Which lines below hold the word "Weekly"? Report each one.
====== Entries supplied
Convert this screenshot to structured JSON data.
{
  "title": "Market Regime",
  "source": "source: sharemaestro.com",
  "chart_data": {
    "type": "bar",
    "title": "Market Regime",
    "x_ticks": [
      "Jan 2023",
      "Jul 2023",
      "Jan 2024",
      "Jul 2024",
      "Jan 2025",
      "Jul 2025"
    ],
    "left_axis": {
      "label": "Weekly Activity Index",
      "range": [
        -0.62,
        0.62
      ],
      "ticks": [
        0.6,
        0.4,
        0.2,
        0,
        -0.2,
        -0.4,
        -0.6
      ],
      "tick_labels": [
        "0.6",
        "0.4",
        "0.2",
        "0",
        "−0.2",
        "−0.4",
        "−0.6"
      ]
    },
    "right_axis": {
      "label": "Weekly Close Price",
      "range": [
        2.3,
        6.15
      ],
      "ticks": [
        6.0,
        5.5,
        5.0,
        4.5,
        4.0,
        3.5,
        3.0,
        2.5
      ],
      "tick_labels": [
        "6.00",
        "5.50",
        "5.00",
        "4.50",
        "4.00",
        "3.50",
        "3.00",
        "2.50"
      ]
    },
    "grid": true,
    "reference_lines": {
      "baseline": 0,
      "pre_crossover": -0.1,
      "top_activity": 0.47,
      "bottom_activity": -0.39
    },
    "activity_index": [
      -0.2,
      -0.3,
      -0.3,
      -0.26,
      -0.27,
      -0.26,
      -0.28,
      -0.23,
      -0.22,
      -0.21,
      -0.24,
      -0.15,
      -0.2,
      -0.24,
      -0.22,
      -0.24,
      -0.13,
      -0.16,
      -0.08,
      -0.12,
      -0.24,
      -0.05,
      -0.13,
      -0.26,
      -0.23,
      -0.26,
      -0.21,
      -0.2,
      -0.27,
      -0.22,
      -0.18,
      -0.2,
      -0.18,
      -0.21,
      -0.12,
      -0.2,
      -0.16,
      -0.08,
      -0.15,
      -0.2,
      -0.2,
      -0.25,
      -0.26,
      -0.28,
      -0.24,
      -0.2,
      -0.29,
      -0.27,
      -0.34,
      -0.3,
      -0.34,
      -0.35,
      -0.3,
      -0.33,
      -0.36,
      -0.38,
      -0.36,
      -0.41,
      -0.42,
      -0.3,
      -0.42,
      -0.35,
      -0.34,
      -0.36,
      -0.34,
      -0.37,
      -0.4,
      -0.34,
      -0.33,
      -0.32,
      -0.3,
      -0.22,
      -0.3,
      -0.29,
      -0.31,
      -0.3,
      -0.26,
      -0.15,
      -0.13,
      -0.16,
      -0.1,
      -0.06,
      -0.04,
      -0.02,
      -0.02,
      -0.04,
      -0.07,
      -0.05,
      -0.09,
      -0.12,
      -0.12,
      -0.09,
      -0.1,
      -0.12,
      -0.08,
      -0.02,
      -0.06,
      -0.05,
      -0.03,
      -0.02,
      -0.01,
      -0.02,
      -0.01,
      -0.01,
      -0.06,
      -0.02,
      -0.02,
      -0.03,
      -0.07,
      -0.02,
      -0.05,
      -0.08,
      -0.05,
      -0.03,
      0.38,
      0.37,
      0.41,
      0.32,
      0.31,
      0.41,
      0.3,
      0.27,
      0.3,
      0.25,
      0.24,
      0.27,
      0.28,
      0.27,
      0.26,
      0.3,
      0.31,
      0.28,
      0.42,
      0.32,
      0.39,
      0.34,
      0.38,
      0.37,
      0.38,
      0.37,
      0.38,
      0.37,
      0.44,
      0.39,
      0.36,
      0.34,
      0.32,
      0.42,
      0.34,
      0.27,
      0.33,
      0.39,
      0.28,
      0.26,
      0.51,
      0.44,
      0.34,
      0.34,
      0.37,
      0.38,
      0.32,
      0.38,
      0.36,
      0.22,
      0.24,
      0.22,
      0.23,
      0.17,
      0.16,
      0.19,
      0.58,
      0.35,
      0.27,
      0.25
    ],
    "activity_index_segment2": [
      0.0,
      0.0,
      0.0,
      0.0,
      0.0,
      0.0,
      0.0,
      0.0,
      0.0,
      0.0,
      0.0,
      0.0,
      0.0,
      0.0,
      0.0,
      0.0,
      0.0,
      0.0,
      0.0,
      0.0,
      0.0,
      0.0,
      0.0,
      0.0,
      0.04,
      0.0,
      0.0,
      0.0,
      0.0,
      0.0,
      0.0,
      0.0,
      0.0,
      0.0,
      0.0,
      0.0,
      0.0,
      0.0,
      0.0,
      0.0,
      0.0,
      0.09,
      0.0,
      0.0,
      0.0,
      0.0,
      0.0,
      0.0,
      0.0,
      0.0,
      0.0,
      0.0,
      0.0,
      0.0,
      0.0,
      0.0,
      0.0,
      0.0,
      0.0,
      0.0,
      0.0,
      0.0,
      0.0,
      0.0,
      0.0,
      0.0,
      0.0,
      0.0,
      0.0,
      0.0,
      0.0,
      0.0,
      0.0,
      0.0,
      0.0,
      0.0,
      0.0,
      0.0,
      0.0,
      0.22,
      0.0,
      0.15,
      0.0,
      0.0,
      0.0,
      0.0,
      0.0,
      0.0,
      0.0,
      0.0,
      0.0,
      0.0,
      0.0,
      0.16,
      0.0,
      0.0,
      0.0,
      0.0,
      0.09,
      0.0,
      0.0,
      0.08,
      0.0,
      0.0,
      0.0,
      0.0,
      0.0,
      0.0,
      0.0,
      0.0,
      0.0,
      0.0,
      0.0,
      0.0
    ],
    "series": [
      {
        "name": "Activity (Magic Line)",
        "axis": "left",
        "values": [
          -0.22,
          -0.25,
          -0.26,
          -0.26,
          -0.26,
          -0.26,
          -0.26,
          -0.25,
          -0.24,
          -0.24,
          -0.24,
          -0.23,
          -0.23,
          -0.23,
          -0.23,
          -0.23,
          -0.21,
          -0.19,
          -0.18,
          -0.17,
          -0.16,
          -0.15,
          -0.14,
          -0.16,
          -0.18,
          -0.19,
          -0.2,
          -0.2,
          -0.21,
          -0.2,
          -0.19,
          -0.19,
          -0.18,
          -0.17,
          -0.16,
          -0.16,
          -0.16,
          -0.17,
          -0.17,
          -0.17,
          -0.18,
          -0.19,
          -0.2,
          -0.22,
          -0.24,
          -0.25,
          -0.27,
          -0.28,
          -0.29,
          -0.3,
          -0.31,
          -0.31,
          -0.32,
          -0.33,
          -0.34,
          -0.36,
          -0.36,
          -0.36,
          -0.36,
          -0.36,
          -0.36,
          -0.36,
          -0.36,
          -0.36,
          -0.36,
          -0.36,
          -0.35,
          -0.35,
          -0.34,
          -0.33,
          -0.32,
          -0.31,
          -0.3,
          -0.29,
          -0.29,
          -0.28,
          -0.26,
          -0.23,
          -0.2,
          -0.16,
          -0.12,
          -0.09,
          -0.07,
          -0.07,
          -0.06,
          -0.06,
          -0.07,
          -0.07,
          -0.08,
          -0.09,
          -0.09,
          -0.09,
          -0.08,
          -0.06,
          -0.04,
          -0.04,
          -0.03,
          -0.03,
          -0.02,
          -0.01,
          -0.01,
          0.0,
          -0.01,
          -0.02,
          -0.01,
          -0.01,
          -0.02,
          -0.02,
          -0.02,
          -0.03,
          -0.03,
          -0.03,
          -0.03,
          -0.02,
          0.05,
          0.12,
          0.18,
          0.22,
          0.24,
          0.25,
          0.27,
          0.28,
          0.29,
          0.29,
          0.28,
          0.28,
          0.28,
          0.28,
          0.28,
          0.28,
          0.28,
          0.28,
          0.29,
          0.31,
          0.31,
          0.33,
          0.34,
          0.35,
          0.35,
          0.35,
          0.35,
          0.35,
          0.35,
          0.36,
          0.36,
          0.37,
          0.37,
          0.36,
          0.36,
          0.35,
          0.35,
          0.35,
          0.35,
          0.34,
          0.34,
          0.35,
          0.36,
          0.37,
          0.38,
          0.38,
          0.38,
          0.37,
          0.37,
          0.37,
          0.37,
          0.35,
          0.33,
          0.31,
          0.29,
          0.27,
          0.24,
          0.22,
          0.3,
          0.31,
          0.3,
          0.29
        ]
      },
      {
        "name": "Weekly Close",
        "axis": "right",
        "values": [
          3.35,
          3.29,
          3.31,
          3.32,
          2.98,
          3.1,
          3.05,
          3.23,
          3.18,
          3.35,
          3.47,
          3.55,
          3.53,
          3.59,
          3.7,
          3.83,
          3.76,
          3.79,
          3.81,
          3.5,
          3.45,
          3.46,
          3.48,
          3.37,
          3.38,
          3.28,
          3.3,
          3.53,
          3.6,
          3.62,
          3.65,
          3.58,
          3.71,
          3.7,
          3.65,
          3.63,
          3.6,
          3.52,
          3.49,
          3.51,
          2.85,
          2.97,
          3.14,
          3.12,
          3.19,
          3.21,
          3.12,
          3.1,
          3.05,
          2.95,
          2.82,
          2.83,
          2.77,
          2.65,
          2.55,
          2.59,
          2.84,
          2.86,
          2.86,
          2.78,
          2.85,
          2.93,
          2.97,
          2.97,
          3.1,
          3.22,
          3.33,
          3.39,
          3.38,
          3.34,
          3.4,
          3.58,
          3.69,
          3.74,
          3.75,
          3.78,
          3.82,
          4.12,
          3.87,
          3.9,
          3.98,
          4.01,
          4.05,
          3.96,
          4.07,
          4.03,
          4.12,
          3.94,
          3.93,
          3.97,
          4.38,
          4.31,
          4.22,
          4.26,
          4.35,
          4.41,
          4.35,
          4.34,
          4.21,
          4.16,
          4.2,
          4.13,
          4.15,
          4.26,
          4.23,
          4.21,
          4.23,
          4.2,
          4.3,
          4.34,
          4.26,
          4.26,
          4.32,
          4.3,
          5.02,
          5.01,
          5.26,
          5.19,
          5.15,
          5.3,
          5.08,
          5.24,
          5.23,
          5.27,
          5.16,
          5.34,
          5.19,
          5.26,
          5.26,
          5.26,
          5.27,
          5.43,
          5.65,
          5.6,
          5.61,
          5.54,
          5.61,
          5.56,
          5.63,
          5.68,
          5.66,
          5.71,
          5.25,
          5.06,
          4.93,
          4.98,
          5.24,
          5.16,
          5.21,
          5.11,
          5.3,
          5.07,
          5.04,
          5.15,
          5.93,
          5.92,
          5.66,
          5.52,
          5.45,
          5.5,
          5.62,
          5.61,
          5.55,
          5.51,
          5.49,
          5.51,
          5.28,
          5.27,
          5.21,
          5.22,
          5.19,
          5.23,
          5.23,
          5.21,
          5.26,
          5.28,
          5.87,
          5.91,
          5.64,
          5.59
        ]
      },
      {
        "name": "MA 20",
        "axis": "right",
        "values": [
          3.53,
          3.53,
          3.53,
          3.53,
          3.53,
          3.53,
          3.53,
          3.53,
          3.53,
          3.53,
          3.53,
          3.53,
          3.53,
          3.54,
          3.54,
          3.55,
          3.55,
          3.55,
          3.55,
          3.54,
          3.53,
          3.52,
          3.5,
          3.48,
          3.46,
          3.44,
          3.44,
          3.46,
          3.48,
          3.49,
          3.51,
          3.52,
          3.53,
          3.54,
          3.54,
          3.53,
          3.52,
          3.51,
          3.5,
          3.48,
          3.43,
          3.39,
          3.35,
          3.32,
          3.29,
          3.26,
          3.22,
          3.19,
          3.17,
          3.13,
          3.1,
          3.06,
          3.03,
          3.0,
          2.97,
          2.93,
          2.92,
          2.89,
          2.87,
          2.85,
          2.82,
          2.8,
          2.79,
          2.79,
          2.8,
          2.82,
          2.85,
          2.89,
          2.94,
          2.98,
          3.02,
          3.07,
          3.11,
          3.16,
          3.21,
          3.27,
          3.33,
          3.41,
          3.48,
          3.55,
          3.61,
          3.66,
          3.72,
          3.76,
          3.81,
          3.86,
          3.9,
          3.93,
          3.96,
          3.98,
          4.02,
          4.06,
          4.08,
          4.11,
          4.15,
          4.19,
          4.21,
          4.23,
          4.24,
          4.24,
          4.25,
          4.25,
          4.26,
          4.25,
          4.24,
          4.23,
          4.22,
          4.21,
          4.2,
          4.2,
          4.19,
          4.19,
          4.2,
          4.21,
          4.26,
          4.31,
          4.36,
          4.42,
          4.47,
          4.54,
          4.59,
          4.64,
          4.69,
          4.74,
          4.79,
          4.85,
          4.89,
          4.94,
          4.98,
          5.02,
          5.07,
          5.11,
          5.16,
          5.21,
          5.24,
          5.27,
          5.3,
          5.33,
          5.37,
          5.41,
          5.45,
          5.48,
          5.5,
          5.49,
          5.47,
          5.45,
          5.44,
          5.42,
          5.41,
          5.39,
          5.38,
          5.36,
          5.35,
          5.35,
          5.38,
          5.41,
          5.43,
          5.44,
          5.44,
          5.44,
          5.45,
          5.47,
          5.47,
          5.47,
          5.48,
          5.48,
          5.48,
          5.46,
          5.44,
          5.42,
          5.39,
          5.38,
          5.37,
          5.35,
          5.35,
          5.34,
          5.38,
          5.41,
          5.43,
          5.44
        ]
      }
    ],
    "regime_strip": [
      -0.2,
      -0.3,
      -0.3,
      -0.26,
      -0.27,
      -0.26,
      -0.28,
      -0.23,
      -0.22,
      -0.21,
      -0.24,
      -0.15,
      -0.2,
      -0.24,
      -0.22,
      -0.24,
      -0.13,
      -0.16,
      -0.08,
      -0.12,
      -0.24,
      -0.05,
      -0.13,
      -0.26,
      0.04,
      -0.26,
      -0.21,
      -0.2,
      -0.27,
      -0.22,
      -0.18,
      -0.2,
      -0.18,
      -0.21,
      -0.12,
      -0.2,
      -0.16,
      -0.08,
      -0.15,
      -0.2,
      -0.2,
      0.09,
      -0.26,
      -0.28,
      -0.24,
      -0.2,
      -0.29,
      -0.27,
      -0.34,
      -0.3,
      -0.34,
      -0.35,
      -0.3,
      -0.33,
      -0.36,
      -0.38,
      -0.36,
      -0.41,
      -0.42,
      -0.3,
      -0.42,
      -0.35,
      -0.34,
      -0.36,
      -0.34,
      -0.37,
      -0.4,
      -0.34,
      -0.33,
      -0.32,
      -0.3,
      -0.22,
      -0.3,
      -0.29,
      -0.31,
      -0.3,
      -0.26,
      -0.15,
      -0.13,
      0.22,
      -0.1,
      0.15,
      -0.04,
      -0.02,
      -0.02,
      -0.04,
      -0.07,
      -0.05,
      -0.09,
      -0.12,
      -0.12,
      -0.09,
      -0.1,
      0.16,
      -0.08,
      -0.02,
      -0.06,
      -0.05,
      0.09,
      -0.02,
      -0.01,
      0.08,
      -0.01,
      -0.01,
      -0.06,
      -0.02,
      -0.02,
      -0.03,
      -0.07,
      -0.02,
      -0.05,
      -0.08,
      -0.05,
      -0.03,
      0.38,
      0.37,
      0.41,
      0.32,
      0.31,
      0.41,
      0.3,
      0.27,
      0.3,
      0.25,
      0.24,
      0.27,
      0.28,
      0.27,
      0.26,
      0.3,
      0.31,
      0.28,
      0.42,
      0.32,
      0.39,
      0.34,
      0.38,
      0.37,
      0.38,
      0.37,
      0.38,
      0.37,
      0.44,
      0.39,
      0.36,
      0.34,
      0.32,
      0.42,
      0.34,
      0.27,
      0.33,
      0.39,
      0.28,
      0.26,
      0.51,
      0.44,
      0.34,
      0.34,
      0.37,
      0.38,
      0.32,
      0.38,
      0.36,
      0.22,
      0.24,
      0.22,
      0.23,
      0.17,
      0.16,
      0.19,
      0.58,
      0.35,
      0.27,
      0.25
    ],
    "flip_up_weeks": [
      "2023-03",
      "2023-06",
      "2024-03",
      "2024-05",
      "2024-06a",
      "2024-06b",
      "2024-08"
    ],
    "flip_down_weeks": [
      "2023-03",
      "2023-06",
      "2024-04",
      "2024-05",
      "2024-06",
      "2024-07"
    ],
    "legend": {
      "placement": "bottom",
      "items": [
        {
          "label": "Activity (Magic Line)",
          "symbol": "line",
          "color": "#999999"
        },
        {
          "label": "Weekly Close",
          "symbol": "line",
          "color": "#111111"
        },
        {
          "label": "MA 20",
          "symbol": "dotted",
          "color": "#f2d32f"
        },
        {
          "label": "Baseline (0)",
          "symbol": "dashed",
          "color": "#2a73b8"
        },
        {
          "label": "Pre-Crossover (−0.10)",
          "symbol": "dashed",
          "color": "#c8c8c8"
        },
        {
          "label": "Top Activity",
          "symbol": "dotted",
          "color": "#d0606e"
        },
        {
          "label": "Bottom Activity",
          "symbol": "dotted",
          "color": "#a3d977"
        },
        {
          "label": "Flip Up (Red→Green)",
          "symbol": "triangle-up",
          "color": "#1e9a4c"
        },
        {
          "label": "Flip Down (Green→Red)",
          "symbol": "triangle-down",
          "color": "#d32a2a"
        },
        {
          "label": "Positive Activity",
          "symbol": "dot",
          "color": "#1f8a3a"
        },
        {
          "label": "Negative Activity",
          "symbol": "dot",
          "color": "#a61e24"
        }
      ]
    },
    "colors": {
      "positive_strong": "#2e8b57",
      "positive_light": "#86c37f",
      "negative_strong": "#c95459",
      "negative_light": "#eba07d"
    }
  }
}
============
Finished answer:
      "label": "Weekly Activity Index",
      "label": "Weekly Close Price",
        "name": "Weekly Close",
          "label": "Weekly Close",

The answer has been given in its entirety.